### Extracted records
"""
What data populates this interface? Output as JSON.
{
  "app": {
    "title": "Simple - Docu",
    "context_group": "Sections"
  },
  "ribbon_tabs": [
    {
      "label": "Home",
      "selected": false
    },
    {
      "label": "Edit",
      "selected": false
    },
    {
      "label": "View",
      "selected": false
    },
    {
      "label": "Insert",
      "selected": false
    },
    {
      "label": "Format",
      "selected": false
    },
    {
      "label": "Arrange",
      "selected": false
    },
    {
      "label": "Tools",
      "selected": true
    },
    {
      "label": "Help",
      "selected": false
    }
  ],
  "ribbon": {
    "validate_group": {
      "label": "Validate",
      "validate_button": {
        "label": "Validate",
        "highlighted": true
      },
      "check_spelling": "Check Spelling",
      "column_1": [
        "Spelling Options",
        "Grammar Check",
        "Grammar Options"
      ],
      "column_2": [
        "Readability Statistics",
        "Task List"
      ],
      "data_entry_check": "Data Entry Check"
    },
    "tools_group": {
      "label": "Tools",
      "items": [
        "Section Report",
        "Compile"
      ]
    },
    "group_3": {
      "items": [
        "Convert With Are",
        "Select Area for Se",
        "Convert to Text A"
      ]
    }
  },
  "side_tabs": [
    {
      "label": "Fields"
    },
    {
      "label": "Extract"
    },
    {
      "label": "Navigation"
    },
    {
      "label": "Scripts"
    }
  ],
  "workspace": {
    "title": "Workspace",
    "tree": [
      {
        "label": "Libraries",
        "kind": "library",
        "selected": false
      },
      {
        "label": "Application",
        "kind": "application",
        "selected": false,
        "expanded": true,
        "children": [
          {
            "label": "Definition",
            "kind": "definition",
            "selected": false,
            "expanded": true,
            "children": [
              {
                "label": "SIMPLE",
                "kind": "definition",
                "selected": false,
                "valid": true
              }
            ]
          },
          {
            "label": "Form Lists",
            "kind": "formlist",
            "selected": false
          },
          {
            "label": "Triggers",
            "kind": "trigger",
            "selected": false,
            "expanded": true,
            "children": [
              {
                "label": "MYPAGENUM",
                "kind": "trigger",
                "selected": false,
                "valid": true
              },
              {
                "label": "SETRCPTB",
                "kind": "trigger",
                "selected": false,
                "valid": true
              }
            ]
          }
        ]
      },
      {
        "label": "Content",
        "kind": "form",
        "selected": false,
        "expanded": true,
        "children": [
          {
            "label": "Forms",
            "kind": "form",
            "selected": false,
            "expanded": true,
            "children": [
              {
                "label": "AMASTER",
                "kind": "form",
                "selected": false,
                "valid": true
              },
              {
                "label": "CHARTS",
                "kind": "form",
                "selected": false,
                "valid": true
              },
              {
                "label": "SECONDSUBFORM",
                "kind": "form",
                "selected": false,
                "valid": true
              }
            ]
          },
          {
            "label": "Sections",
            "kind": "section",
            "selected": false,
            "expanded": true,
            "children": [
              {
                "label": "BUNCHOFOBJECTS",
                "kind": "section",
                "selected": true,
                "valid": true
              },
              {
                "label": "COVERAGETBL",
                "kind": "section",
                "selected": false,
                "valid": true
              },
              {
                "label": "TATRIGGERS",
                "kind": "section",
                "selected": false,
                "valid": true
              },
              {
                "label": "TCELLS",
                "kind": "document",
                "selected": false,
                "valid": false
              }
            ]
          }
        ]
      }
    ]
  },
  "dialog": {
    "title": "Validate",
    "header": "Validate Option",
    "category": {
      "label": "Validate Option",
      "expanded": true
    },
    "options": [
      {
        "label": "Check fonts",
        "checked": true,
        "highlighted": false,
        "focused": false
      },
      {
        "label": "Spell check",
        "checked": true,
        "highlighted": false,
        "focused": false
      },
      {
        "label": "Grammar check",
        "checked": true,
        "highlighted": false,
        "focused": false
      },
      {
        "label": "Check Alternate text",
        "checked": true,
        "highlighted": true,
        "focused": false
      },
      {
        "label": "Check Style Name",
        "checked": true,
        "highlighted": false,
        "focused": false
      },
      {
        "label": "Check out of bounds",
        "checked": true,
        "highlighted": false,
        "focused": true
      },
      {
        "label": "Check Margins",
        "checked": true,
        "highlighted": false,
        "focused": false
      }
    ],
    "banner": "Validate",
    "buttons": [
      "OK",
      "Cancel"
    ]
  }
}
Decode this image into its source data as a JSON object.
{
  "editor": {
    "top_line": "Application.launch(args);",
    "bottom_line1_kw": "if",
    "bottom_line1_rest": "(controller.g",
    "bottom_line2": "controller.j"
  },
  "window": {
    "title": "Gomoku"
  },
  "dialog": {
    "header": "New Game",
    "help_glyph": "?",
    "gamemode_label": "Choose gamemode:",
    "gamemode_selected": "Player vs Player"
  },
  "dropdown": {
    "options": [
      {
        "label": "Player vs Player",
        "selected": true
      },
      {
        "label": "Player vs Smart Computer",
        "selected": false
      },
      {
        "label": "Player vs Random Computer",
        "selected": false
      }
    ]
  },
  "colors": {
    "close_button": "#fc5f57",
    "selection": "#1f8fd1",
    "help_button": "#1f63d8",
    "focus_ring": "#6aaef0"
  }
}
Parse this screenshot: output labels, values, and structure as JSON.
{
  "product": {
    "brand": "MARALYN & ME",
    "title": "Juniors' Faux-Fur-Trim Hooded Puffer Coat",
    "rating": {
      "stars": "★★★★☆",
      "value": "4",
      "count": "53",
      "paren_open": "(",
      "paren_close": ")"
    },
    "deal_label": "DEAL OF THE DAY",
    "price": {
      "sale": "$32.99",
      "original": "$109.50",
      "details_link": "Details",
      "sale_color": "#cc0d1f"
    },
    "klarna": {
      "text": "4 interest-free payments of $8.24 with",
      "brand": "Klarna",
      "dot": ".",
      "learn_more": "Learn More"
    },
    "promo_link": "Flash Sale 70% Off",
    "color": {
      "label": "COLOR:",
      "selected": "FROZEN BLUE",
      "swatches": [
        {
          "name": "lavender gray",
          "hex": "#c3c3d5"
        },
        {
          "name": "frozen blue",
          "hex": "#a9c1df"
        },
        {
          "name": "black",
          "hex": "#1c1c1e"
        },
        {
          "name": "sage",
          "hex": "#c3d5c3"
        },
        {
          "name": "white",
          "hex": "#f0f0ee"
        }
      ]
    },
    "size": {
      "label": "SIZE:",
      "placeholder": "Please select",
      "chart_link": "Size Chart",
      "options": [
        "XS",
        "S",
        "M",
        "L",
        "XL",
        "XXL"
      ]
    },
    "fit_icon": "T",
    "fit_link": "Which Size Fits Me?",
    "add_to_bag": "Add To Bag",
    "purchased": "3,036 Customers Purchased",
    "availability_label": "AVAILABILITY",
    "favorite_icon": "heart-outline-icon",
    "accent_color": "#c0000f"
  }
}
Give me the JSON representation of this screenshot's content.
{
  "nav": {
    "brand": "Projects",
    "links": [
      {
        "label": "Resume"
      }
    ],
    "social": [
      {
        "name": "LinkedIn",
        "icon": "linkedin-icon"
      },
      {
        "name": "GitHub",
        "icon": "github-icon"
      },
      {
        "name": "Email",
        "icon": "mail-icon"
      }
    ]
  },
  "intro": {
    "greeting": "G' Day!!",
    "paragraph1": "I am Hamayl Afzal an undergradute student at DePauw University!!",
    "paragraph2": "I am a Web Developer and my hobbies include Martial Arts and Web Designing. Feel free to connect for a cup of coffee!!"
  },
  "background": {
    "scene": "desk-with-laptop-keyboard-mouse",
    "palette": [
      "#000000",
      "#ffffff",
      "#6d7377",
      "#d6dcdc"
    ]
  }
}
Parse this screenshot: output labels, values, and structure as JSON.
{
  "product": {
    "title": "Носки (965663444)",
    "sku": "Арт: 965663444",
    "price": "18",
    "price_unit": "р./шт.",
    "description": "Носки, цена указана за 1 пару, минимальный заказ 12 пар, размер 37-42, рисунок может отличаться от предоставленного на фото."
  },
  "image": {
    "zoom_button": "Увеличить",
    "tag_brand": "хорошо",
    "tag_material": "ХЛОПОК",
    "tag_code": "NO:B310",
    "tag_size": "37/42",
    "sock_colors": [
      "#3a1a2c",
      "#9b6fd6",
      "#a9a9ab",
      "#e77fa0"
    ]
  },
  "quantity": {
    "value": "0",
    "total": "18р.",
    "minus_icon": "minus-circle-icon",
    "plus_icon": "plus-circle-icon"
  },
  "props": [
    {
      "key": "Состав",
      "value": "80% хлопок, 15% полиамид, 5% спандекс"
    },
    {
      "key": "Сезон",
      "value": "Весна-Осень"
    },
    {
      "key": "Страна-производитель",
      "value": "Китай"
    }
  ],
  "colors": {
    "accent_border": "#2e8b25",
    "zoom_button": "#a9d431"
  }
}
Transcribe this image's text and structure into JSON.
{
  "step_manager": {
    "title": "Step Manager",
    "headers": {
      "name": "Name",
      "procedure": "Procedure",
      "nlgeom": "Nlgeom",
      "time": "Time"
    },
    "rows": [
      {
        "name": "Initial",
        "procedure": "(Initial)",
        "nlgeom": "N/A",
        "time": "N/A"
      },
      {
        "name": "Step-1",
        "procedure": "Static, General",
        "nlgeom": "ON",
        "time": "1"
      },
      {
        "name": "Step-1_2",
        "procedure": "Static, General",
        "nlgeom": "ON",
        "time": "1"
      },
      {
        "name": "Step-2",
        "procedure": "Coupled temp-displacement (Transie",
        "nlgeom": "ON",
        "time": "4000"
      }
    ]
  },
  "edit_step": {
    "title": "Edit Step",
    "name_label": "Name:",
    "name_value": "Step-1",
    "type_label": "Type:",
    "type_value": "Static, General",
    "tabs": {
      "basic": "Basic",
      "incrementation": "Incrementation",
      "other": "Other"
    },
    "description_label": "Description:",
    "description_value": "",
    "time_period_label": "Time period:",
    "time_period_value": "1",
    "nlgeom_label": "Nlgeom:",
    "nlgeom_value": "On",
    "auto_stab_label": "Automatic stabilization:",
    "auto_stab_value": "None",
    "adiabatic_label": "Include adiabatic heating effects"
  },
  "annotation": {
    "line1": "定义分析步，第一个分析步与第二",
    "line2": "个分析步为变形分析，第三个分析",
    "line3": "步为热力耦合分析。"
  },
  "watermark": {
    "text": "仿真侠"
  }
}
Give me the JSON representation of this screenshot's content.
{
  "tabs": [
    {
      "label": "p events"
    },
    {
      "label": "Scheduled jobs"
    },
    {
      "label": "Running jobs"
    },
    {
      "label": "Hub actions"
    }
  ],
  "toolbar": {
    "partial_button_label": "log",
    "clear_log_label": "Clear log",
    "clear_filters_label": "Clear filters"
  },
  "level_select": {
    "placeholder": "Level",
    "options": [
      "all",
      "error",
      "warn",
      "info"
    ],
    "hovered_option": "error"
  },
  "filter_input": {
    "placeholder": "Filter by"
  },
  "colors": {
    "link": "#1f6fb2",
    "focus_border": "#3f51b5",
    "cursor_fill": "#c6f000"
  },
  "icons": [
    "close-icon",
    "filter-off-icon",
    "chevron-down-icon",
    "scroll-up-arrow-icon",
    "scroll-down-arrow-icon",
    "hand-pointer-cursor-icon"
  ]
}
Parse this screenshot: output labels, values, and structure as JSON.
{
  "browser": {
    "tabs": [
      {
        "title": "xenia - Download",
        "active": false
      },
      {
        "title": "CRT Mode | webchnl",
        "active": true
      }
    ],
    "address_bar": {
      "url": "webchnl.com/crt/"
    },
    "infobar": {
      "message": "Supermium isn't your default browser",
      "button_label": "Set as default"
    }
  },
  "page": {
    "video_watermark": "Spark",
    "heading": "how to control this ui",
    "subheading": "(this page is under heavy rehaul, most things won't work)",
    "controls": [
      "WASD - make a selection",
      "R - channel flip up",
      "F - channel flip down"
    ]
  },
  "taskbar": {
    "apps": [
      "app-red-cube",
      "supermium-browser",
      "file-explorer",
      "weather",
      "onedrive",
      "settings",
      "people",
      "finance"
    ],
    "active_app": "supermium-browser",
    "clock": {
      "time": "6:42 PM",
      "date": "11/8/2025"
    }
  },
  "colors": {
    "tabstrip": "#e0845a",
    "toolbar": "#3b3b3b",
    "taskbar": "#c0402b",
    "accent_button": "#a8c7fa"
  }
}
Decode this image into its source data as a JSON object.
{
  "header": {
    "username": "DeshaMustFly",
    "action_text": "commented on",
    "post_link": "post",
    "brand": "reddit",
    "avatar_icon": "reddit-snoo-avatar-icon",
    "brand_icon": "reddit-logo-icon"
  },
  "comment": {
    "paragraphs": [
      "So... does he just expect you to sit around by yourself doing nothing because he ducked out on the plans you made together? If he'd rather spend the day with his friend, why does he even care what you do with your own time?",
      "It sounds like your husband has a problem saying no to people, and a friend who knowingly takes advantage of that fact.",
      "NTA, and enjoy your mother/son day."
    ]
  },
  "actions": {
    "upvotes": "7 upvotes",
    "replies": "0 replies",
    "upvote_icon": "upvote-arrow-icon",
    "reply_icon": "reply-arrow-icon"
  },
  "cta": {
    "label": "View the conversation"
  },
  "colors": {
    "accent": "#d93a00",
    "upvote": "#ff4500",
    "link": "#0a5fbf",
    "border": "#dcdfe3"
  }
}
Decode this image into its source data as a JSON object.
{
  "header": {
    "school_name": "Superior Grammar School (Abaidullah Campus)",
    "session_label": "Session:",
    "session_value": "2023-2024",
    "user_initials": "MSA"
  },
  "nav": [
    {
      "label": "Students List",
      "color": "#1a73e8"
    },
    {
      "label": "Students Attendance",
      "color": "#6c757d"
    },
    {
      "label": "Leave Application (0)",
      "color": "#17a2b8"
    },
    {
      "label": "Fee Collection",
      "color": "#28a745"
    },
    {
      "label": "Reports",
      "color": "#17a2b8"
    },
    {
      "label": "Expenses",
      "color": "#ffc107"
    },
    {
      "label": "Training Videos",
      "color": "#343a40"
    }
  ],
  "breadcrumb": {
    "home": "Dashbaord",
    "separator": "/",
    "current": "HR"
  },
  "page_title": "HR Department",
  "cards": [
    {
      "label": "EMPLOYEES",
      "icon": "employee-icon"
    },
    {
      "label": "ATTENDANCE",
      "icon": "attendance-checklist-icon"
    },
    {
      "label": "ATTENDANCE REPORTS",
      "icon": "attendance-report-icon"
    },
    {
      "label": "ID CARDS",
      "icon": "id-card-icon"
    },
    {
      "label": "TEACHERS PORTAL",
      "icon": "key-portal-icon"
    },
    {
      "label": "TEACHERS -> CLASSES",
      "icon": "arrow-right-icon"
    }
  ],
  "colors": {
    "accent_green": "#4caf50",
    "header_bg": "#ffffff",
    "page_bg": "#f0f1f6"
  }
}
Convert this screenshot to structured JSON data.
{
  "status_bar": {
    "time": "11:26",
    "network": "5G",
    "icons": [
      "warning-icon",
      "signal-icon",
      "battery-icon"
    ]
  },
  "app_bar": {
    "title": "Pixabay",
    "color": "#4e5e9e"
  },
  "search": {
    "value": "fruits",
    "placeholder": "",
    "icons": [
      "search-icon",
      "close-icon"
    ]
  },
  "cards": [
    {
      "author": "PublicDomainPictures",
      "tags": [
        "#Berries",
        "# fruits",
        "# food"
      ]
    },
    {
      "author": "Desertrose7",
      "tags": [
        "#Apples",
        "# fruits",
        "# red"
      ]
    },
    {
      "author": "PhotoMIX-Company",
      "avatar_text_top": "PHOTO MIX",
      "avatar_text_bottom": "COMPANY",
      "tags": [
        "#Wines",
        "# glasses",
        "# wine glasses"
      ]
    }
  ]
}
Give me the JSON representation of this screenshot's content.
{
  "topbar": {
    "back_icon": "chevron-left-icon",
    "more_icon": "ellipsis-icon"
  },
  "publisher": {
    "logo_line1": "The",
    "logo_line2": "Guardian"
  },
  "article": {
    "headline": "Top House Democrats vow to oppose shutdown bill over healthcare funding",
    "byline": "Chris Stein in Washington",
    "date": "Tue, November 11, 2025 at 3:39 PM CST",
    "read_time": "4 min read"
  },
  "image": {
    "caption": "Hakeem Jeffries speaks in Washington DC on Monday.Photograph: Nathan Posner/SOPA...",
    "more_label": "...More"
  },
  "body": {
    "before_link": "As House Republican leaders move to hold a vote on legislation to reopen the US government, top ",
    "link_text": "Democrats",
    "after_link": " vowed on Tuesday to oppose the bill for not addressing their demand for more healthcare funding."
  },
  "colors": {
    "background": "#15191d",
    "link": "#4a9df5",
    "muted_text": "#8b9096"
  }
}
"""
Look over the listing. Pull out every line with the string "jobs" in it.

      "label": "Scheduled jobs"
      "label": "Running jobs"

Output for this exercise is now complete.